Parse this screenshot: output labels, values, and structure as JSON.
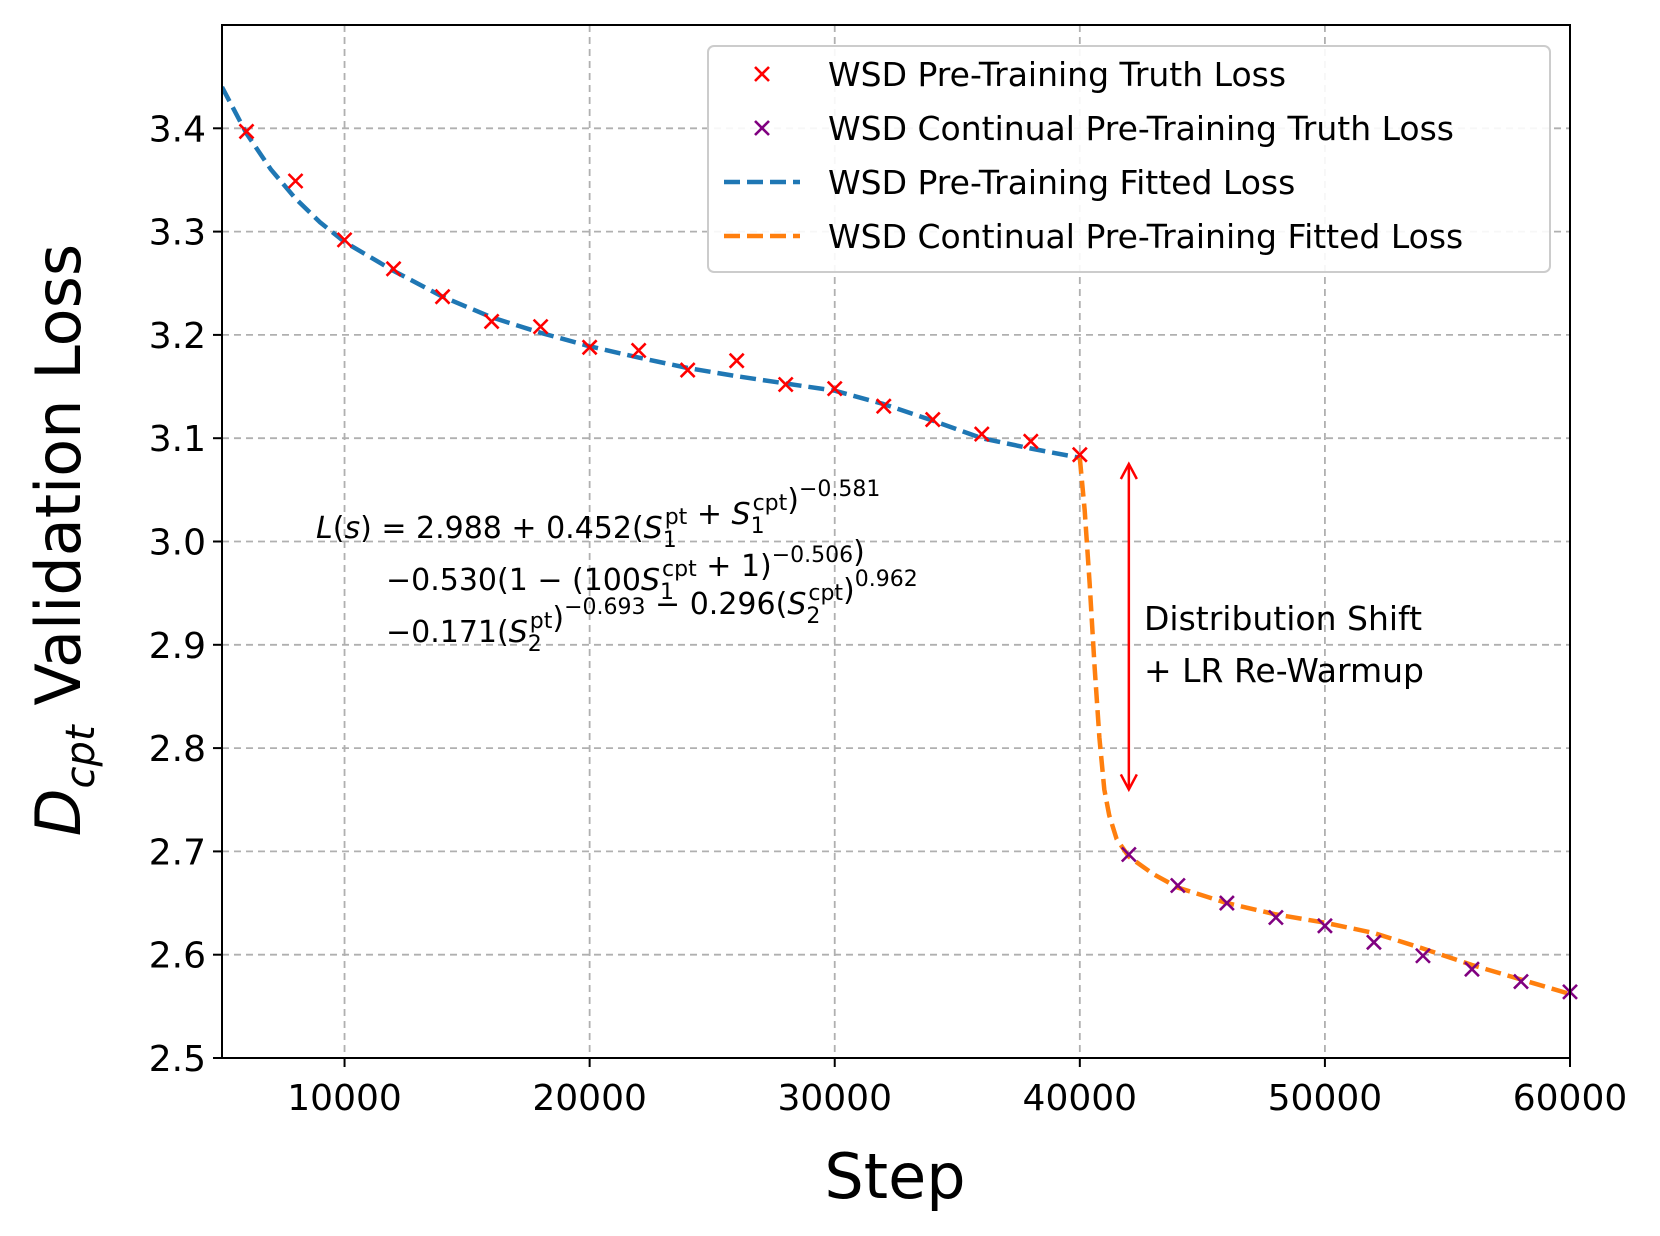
{
  "chart_data": {
    "type": "line",
    "title": "",
    "xlabel": "Step",
    "ylabel_main": "D",
    "ylabel_sub": "cpt",
    "ylabel_rest": " Validation Loss",
    "xlim": [
      5000,
      60000
    ],
    "ylim": [
      2.5,
      3.5
    ],
    "xticks": [
      10000,
      20000,
      30000,
      40000,
      50000,
      60000
    ],
    "yticks": [
      2.5,
      2.6,
      2.7,
      2.8,
      2.9,
      3.0,
      3.1,
      3.2,
      3.3,
      3.4
    ],
    "xtick_labels": [
      "10000",
      "20000",
      "30000",
      "40000",
      "50000",
      "60000"
    ],
    "ytick_labels": [
      "2.5",
      "2.6",
      "2.7",
      "2.8",
      "2.9",
      "3.0",
      "3.1",
      "3.2",
      "3.3",
      "3.4"
    ],
    "grid": true,
    "legend_position": "top-right",
    "series": [
      {
        "name": "WSD Pre-Training Truth Loss",
        "kind": "scatter",
        "marker": "x",
        "color": "#ff0000",
        "x": [
          6000,
          8000,
          10000,
          12000,
          14000,
          16000,
          18000,
          20000,
          22000,
          24000,
          26000,
          28000,
          30000,
          32000,
          34000,
          36000,
          38000,
          40000
        ],
        "y": [
          3.397,
          3.349,
          3.292,
          3.264,
          3.237,
          3.213,
          3.208,
          3.188,
          3.185,
          3.166,
          3.175,
          3.152,
          3.148,
          3.131,
          3.118,
          3.104,
          3.097,
          3.084
        ]
      },
      {
        "name": "WSD Continual Pre-Training Truth Loss",
        "kind": "scatter",
        "marker": "x",
        "color": "#800080",
        "x": [
          42000,
          44000,
          46000,
          48000,
          50000,
          52000,
          54000,
          56000,
          58000,
          60000
        ],
        "y": [
          2.697,
          2.667,
          2.65,
          2.636,
          2.628,
          2.612,
          2.599,
          2.586,
          2.574,
          2.564
        ]
      },
      {
        "name": "WSD Pre-Training Fitted Loss",
        "kind": "line",
        "dash": true,
        "color": "#1f77b4",
        "x": [
          5000,
          6000,
          7000,
          8000,
          9000,
          10000,
          12000,
          14000,
          16000,
          18000,
          20000,
          22000,
          24000,
          26000,
          28000,
          30000,
          32000,
          34000,
          36000,
          38000,
          40000
        ],
        "y": [
          3.44,
          3.395,
          3.36,
          3.332,
          3.309,
          3.29,
          3.262,
          3.237,
          3.217,
          3.202,
          3.189,
          3.178,
          3.168,
          3.16,
          3.153,
          3.146,
          3.133,
          3.117,
          3.1,
          3.09,
          3.081
        ]
      },
      {
        "name": "WSD Continual Pre-Training Fitted Loss",
        "kind": "line",
        "dash": true,
        "color": "#ff7f0e",
        "x": [
          40000,
          40200,
          40400,
          40600,
          40800,
          41000,
          41200,
          41500,
          42000,
          43000,
          44000,
          46000,
          48000,
          50000,
          52000,
          54000,
          56000,
          58000,
          60000
        ],
        "y": [
          3.081,
          3.03,
          2.96,
          2.88,
          2.81,
          2.76,
          2.735,
          2.712,
          2.695,
          2.678,
          2.665,
          2.65,
          2.639,
          2.631,
          2.621,
          2.606,
          2.59,
          2.576,
          2.562
        ]
      }
    ],
    "annotations": {
      "arrow": {
        "x": 42000,
        "y_top": 3.075,
        "y_bottom": 2.76,
        "color": "#ff0000"
      },
      "arrow_label_line1": "Distribution Shift",
      "arrow_label_line2": "+ LR Re-Warmup",
      "formula": {
        "line1": "L(s) = 2.988 + 0.452(S1pt + S1cpt)−0.581",
        "line2": "−0.530(1 − (100S1cpt + 1)−0.506)",
        "line3": "−0.171(S2pt)−0.693 − 0.296(S2cpt)0.962"
      }
    }
  }
}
....................
# [Written problem]
Find the word "Continual" in the records and pull out each line that has it.

# [Reply to the exercise]
        "name": "WSD Continual Pre-Training Truth Loss",
        "name": "WSD Continual Pre-Training Fitted Loss",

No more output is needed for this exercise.